WHAT IS NEEDED →
Copy the entries word for word, starting with the first line and ending after the line that contains "709, 600, 823)".

STORED DATA →
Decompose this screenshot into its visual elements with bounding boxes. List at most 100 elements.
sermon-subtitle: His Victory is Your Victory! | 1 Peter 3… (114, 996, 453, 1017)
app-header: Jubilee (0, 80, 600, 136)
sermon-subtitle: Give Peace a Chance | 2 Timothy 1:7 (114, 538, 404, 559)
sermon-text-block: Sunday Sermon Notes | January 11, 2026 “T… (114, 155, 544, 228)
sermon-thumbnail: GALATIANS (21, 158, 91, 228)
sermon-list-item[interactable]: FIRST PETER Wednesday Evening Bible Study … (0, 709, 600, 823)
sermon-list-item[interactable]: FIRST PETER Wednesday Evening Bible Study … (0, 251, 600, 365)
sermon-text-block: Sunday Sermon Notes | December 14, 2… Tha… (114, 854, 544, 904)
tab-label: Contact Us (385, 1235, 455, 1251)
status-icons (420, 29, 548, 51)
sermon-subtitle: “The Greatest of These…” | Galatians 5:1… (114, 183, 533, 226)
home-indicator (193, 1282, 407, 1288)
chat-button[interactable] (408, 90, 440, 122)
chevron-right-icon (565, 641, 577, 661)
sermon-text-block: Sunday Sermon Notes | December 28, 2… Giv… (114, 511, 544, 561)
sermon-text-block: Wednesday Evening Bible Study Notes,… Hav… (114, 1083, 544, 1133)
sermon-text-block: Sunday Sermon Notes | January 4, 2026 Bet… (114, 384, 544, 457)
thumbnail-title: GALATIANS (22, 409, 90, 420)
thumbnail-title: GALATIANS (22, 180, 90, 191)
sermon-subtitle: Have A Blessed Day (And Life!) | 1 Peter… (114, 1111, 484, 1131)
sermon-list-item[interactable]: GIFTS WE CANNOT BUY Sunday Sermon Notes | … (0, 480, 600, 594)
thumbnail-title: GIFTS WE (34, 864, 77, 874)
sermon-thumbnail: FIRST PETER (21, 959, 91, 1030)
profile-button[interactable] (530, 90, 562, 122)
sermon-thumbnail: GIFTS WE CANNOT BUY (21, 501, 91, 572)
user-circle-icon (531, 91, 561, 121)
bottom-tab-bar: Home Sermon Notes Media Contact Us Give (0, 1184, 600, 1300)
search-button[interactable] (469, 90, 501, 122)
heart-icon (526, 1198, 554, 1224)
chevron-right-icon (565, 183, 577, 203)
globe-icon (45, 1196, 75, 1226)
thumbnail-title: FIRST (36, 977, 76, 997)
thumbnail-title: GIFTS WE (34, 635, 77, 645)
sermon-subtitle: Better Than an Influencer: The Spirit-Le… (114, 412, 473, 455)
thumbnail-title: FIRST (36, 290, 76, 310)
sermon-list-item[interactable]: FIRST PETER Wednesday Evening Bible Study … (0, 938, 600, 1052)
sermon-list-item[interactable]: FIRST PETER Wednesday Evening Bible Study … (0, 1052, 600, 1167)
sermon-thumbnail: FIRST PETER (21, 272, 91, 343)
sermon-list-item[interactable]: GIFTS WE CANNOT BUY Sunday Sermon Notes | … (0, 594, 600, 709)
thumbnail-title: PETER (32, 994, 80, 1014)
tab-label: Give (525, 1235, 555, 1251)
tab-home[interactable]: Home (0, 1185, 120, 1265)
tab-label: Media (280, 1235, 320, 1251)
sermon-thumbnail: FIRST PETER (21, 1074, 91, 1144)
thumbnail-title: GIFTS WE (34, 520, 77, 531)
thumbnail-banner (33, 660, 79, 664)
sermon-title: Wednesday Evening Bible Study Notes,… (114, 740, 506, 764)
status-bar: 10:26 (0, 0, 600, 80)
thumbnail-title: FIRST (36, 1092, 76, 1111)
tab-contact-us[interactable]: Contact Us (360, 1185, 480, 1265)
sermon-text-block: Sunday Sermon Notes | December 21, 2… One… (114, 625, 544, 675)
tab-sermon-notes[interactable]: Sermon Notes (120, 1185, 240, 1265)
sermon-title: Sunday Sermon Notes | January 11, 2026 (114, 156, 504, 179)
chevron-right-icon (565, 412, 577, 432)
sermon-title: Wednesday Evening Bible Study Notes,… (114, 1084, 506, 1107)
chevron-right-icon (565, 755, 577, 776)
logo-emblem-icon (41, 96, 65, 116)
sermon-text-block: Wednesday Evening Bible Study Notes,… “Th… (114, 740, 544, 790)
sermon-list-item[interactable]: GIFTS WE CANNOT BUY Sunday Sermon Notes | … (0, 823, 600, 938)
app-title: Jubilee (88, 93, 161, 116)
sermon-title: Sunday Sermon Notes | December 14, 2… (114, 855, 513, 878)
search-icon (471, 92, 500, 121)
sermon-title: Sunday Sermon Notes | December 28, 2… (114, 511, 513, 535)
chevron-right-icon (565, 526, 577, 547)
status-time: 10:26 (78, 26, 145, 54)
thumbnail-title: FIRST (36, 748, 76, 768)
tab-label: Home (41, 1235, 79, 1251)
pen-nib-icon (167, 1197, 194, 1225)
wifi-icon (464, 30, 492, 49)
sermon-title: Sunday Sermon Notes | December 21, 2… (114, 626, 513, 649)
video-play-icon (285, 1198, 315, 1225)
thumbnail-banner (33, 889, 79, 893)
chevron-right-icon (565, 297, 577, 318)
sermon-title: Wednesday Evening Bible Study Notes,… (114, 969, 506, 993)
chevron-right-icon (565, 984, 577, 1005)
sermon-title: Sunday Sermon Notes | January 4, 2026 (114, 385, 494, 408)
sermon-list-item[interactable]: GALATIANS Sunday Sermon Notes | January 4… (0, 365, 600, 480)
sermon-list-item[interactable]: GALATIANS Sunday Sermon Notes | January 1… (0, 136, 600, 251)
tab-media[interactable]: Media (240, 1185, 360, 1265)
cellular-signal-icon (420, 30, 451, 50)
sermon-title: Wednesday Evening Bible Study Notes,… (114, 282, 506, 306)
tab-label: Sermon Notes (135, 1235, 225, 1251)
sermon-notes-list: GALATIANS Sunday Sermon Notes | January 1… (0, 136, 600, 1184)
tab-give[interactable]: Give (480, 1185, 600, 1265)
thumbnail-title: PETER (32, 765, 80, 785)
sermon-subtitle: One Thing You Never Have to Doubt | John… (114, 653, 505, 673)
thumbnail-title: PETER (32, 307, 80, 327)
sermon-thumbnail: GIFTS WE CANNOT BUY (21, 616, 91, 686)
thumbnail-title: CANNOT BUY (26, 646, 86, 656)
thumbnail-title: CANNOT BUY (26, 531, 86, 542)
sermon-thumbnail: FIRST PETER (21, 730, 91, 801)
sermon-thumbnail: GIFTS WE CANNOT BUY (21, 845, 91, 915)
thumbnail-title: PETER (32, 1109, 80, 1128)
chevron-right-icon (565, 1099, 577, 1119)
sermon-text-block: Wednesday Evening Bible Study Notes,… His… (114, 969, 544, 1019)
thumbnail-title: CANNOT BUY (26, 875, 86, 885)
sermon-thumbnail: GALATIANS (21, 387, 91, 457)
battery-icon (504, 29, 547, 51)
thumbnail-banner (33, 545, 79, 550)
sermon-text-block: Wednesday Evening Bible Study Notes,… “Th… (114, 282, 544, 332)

FULL ANSWER →
Decompose this screenshot into its visual elements with bounding boxes. List at most 100 elements.
sermon-subtitle: His Victory is Your Victory! | 1 Peter 3… (114, 996, 453, 1017)
app-header: Jubilee (0, 80, 600, 136)
sermon-subtitle: Give Peace a Chance | 2 Timothy 1:7 (114, 538, 404, 559)
sermon-text-block: Sunday Sermon Notes | January 11, 2026 “T… (114, 155, 544, 228)
sermon-thumbnail: GALATIANS (21, 158, 91, 228)
sermon-list-item[interactable]: FIRST PETER Wednesday Evening Bible Study … (0, 709, 600, 823)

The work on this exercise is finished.